- What is required: Examine the material below and count the lines that hold the word "atoms". Report only the number.

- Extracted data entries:
------------------------------------------------------------

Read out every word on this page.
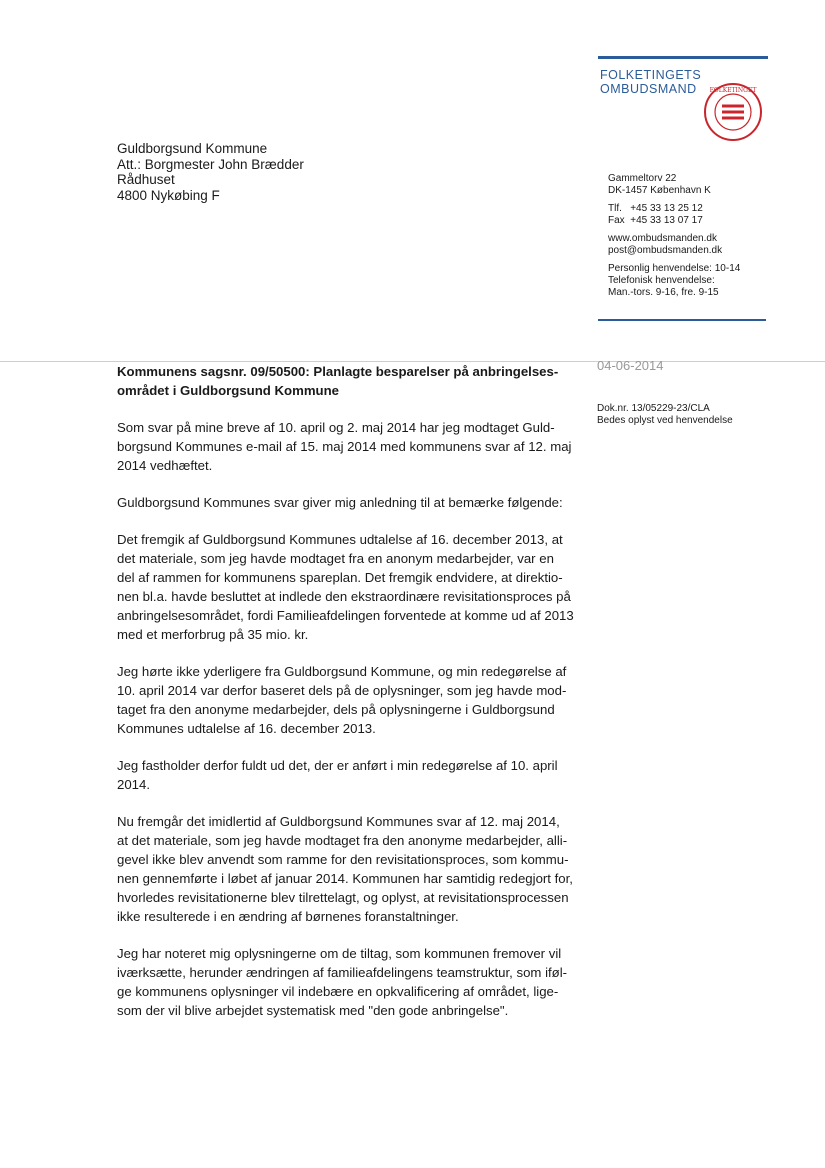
FOLKETINGETS
OMBUDSMAND	FOLKETINGET
Guldborgsund Kommune
Att.: Borgmester John Brædder
Rådhuset
4800 Nykøbing F
Gammeltorv 22
DK-1457 København K
Tlf.   +45 33 13 25 12
Fax  +45 33 13 07 17
www.ombudsmanden.dk
post@ombudsmanden.dk
Personlig henvendelse: 10-14
Telefonisk henvendelse:
Man.-tors. 9-16, fre. 9-15
04-06-2014
Dok.nr. 13/05229-23/CLA
Bedes oplyst ved henvendelse
Kommunens sagsnr. 09/50500: Planlagte besparelser på anbringelses-
området i Guldborgsund Kommune

Som svar på mine breve af 10. april og 2. maj 2014 har jeg modtaget Guld-
borgsund Kommunes e-mail af 15. maj 2014 med kommunens svar af 12. maj
2014 vedhæftet.

Guldborgsund Kommunes svar giver mig anledning til at bemærke følgende:

Det fremgik af Guldborgsund Kommunes udtalelse af 16. december 2013, at
det materiale, som jeg havde modtaget fra en anonym medarbejder, var en
del af rammen for kommunens spareplan. Det fremgik endvidere, at direktio-
nen bl.a. havde besluttet at indlede den ekstraordinære revisitationsproces på
anbringelsesområdet, fordi Familieafdelingen forventede at komme ud af 2013
med et merforbrug på 35 mio. kr.

Jeg hørte ikke yderligere fra Guldborgsund Kommune, og min redegørelse af
10. april 2014 var derfor baseret dels på de oplysninger, som jeg havde mod-
taget fra den anonyme medarbejder, dels på oplysningerne i Guldborgsund
Kommunes udtalelse af 16. december 2013.

Jeg fastholder derfor fuldt ud det, der er anført i min redegørelse af 10. april
2014.

Nu fremgår det imidlertid af Guldborgsund Kommunes svar af 12. maj 2014,
at det materiale, som jeg havde modtaget fra den anonyme medarbejder, alli-
gevel ikke blev anvendt som ramme for den revisitationsproces, som kommu-
nen gennemførte i løbet af januar 2014. Kommunen har samtidig redegjort for,
hvorledes revisitationerne blev tilrettelagt, og oplyst, at revisitationsprocessen
ikke resulterede i en ændring af børnenes foranstaltninger.

Jeg har noteret mig oplysningerne om de tiltag, som kommunen fremover vil
iværksætte, herunder ændringen af familieafdelingens teamstruktur, som iføl-
ge kommunens oplysninger vil indebære en opkvalificering af området, lige-
som der vil blive arbejdet systematisk med "den gode anbringelse".
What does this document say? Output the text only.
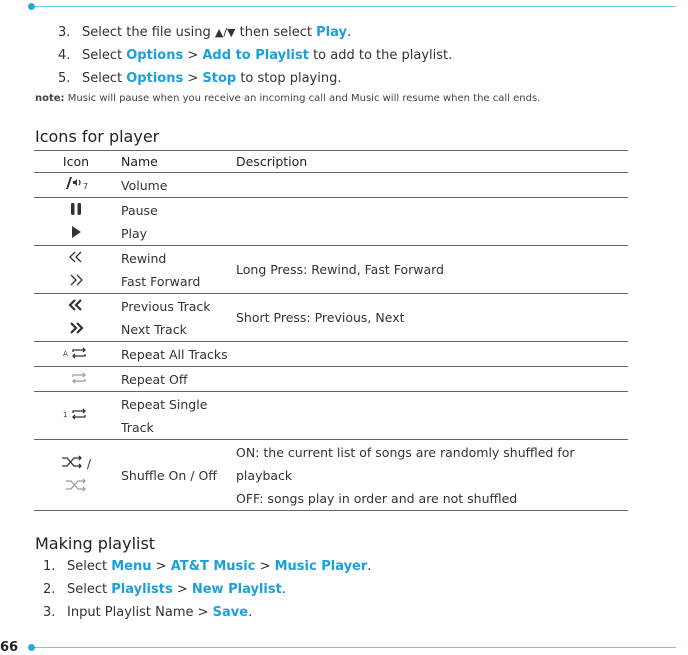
3. Select the file using ▲/▼ then select Play.
4. Select Options > Add to Playlist to add to the playlist.
5. Select Options > Stop to stop playing.
note: Music will pause when you receive an incoming call and Music will resume when the call ends.
Icons for player
Icon	Name	Description

7	Volume	

Pause
Play	

Rewind
Fast Forward	Long Press: Rewind, Fast Forward

Previous Track
Next Track	Short Press: Previous, Next

A	Repeat All Tracks	

Repeat Off	

1	Repeat Single
Track	

/	Shuffle On / Off	ON: the current list of songs are randomly shuffled for
playback
OFF: songs play in order and are not shuffled
Making playlist
1. Select Menu > AT&T Music > Music Player.
2. Select Playlists > New Playlist.
3. Input Playlist Name > Save.
66
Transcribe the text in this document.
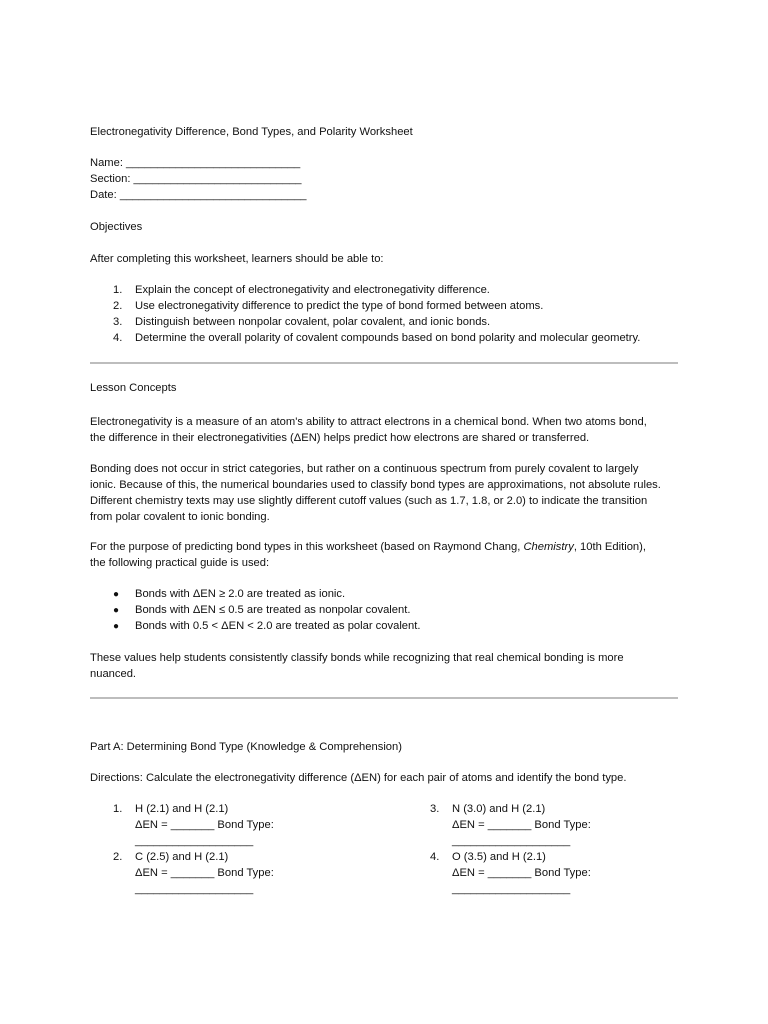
Electronegativity Difference, Bond Types, and Polarity Worksheet
Name: ____________________________
Section: ___________________________
Date: ______________________________
Objectives
After completing this worksheet, learners should be able to:
1.	Explain the concept of electronegativity and electronegativity difference.
2.	Use electronegativity difference to predict the type of bond formed between atoms.
3.	Distinguish between nonpolar covalent, polar covalent, and ionic bonds.
4.	Determine the overall polarity of covalent compounds based on bond polarity and molecular geometry.
Lesson Concepts
Electronegativity is a measure of an atom's ability to attract electrons in a chemical bond. When two atoms bond,
the difference in their electronegativities (ΔEN) helps predict how electrons are shared or transferred.
Bonding does not occur in strict categories, but rather on a continuous spectrum from purely covalent to largely
ionic. Because of this, the numerical boundaries used to classify bond types are approximations, not absolute rules.
Different chemistry texts may use slightly different cutoff values (such as 1.7, 1.8, or 2.0) to indicate the transition
from polar covalent to ionic bonding.
For the purpose of predicting bond types in this worksheet (based on Raymond Chang, Chemistry, 10th Edition),
the following practical guide is used:
● Bonds with ΔEN ≥ 2.0 are treated as ionic.
● Bonds with ΔEN ≤ 0.5 are treated as nonpolar covalent.
● Bonds with 0.5 < ΔEN < 2.0 are treated as polar covalent.
These values help students consistently classify bonds while recognizing that real chemical bonding is more
nuanced.
Part A: Determining Bond Type (Knowledge & Comprehension)
Directions: Calculate the electronegativity difference (ΔEN) for each pair of atoms and identify the bond type.
1. H (2.1) and H (2.1)
ΔEN = _______ Bond Type:
___________________
2. C (2.5) and H (2.1)
ΔEN = _______ Bond Type:
___________________
3. N (3.0) and H (2.1)
ΔEN = _______ Bond Type:
___________________
4. O (3.5) and H (2.1)
ΔEN = _______ Bond Type:
___________________
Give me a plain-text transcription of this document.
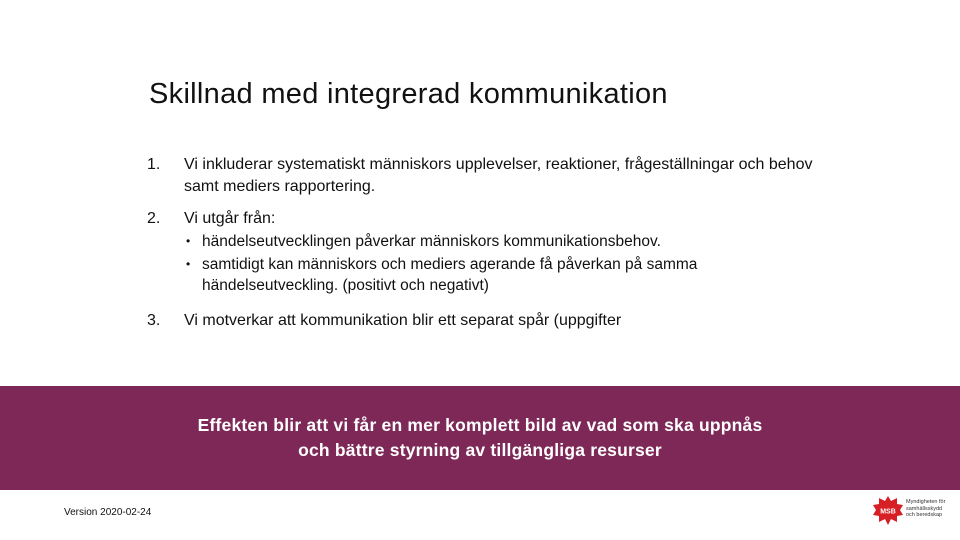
Skillnad med integrerad kommunikation
1. Vi inkluderar systematiskt människors upplevelser, reaktioner, frågeställningar och behov samt mediers rapportering.
2. Vi utgår från:
• händelseutvecklingen påverkar människors kommunikationsbehov.
• samtidigt kan människors och mediers agerande få påverkan på samma händelseutveckling. (positivt och negativt)
3. Vi motverkar att kommunikation blir ett separat spår (uppgifter
Effekten blir att vi får en mer komplett bild av vad som ska uppnås
och bättre styrning av tillgängliga resurser
Version 2020-02-24	MSB
Myndigheten för
samhällsskydd
och beredskap
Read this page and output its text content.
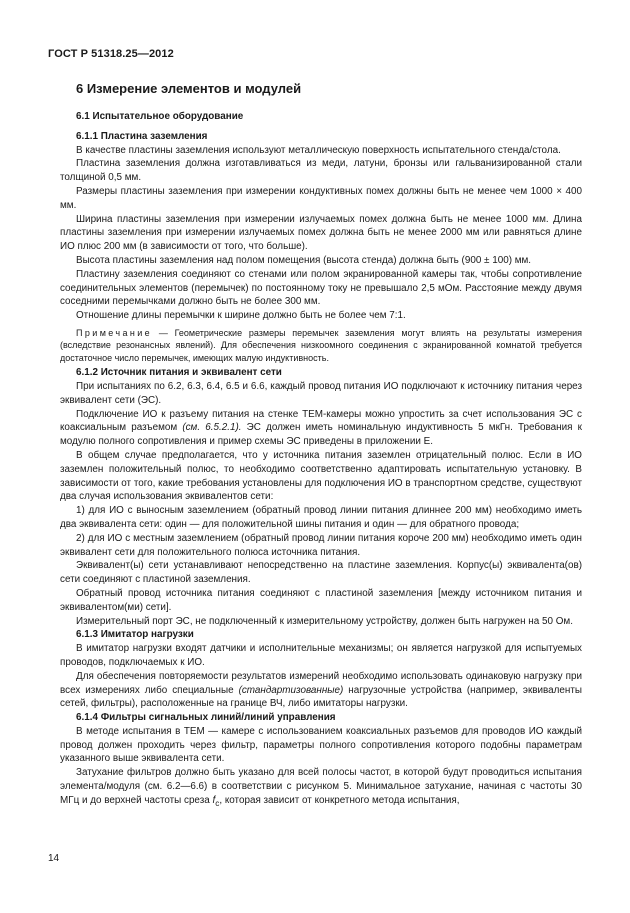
ГОСТ Р 51318.25—2012

6 Измерение элементов и модулей

6.1 Испытательное оборудование

6.1.1 Пластина заземления

В качестве пластины заземления используют металлическую поверхность испытательного стенда/стола.

Пластина заземления должна изготавливаться из меди, латуни, бронзы или гальванизированной стали толщиной 0,5 мм.

Размеры пластины заземления при измерении кондуктивных помех должны быть не менее чем 1000 × 400 мм.

Ширина пластины заземления при измерении излучаемых помех должна быть не менее 1000 мм. Длина пластины заземления при измерении излучаемых помех должна быть не менее 2000 мм или равняться длине ИО плюс 200 мм (в зависимости от того, что больше).

Высота пластины заземления над полом помещения (высота стенда) должна быть (900 ± 100) мм.

Пластину заземления соединяют со стенами или полом экранированной камеры так, чтобы сопротивление соединительных элементов (перемычек) по постоянному току не превышало 2,5 мОм. Расстояние между двумя соседними перемычками должно быть не более 300 мм.

Отношение длины перемычки к ширине должно быть не более чем 7:1.

Примечание — Геометрические размеры перемычек заземления могут влиять на результаты измерения (вследствие резонансных явлений). Для обеспечения низкоомного соединения с экранированной комнатой требуется достаточное число перемычек, имеющих малую индуктивность.

6.1.2 Источник питания и эквивалент сети

При испытаниях по 6.2, 6.3, 6.4, 6.5 и 6.6, каждый провод питания ИО подключают к источнику питания через эквивалент сети (ЭС).

Подключение ИО к разъему питания на стенке ТЕМ-камеры можно упростить за счет использования ЭС с коаксиальным разъемом (см. 6.5.2.1). ЭС должен иметь номинальную индуктивность 5 мкГн. Требования к модулю полного сопротивления и пример схемы ЭС приведены в приложении Е.

В общем случае предполагается, что у источника питания заземлен отрицательный полюс. Если в ИО заземлен положительный полюс, то необходимо соответственно адаптировать испытательную установку. В зависимости от того, какие требования установлены для подключения ИО в транспортном средстве, существуют два случая использования эквивалентов сети:

1) для ИО с выносным заземлением (обратный провод линии питания длиннее 200 мм) необходимо иметь два эквивалента сети: один — для положительной шины питания и один — для обратного провода;

2) для ИО с местным заземлением (обратный провод линии питания короче 200 мм) необходимо иметь один эквивалент сети для положительного полюса источника питания.

Эквивалент(ы) сети устанавливают непосредственно на пластине заземления. Корпус(ы) эквивалента(ов) сети соединяют с пластиной заземления.

Обратный провод источника питания соединяют с пластиной заземления [между источником питания и эквивалентом(ми) сети].

Измерительный порт ЭС, не подключенный к измерительному устройству, должен быть нагружен на 50 Ом.

6.1.3 Имитатор нагрузки

В имитатор нагрузки входят датчики и исполнительные механизмы; он является нагрузкой для испытуемых проводов, подключаемых к ИО.

Для обеспечения повторяемости результатов измерений необходимо использовать одинаковую нагрузку при всех измерениях либо специальные (стандартизованные) нагрузочные устройства (например, эквиваленты сетей, фильтры), расположенные на границе ВЧ, либо имитаторы нагрузки.

6.1.4 Фильтры сигнальных линий/линий управления

В методе испытания в ТЕМ — камере с использованием коаксиальных разъемов для проводов ИО каждый провод должен проходить через фильтр, параметры полного сопротивления которого подобны параметрам указанного выше эквивалента сети.

Затухание фильтров должно быть указано для всей полосы частот, в которой будут проводиться испытания элемента/модуля (см. 6.2—6.6) в соответствии с рисунком 5. Минимальное затухание, начиная с частоты 30 МГц и до верхней частоты среза $f_c$, которая зависит от конкретного метода испытания,

14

------------------------------------------------------------

- Result: 3